[start PROVIDED ENTRIES]
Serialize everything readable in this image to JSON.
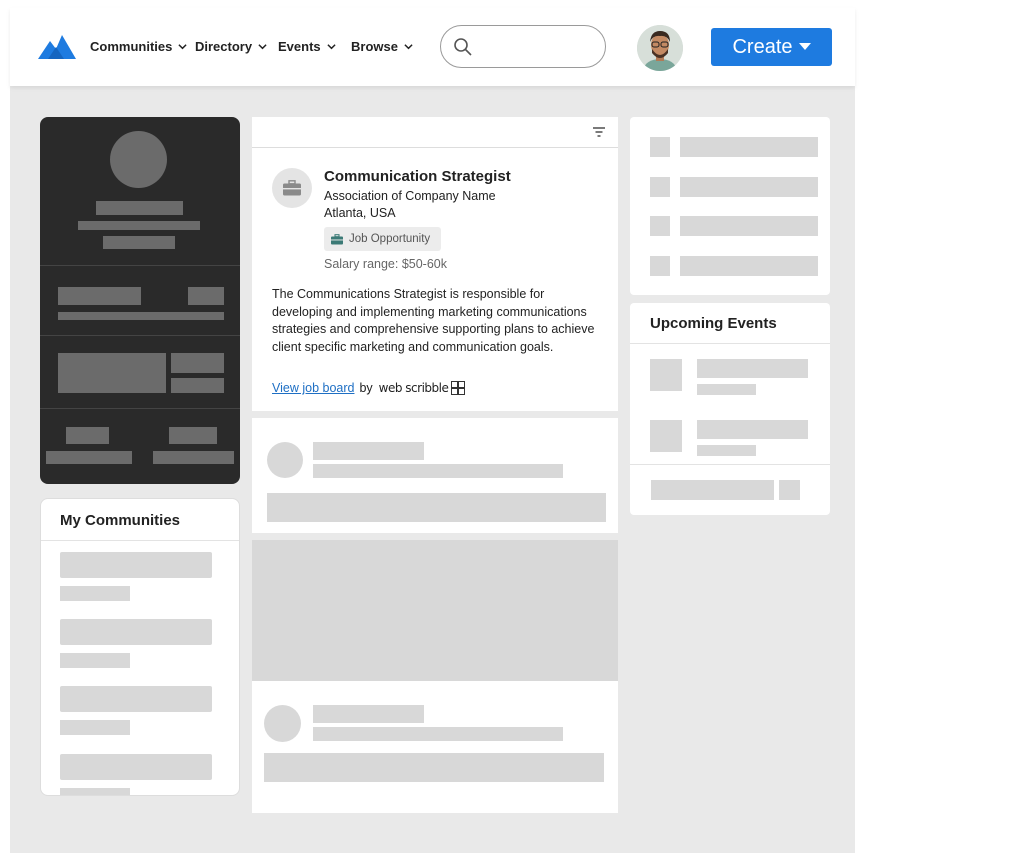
{
  "nav": {
    "items": [
      {
        "label": "Communities"
      },
      {
        "label": "Directory"
      },
      {
        "label": "Events"
      },
      {
        "label": "Browse"
      }
    ],
    "create_label": "Create"
  },
  "sidebar": {
    "my_communities_title": "My Communities"
  },
  "job_post": {
    "title": "Communication Strategist",
    "company": "Association of Company Name",
    "location": "Atlanta, USA",
    "badge": "Job Opportunity",
    "salary": "Salary range: $50-60k",
    "description": "The Communications Strategist is responsible for developing and implementing marketing communications strategies and comprehensive supporting plans to achieve client specific marketing and communication goals.",
    "link_text": "View job board",
    "by_text": "by",
    "brand": "web scribble"
  },
  "right": {
    "events_title": "Upcoming Events"
  },
  "colors": {
    "accent": "#1e7be0",
    "link": "#1e6fc4",
    "background": "#e9e9e9",
    "profile_card": "#2a2a2a",
    "skeleton": "#d8d8d8"
  },
  "icons": [
    "logo-mountain-icon",
    "chevron-down-icon",
    "search-icon",
    "avatar",
    "caret-down-icon",
    "filter-icon",
    "briefcase-icon",
    "grid-logo-icon"
  ]
}
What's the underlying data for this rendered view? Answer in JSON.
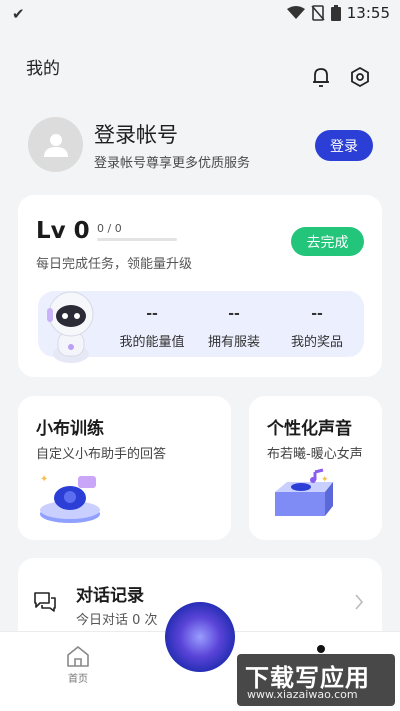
{
  "status_bar": {
    "time": "13:55"
  },
  "header": {
    "title": "我的"
  },
  "login": {
    "title": "登录帐号",
    "subtitle": "登录帐号尊享更多优质服务",
    "button": "登录"
  },
  "level": {
    "label": "Lv 0",
    "progress_text": "0 / 0",
    "progress_fraction": 0,
    "subtitle": "每日完成任务，领能量升级",
    "action": "去完成",
    "stats": [
      {
        "value": "--",
        "label": "我的能量值"
      },
      {
        "value": "--",
        "label": "拥有服装"
      },
      {
        "value": "--",
        "label": "我的奖品"
      }
    ]
  },
  "training": {
    "title": "小布训练",
    "subtitle": "自定义小布助手的回答"
  },
  "voice": {
    "title": "个性化声音",
    "subtitle": "布若曦-暖心女声"
  },
  "history": {
    "title": "对话记录",
    "subtitle": "今日对话 0 次"
  },
  "bottom_nav": {
    "home_label": "首页"
  },
  "watermark": {
    "main": "下载写应用",
    "url": "www.xiazaiwao.com"
  },
  "colors": {
    "primary": "#2b3fd6",
    "success": "#23c57a",
    "panel": "#eceffd"
  }
}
[end PROVIDED ENTRIES]
> **EXERCISE DESCRIPTION**
Each line that holds the word "Communities" should be extracted from the records.

> **RESULT**
        "label": "Communities"
    "my_communities_title": "My Communities"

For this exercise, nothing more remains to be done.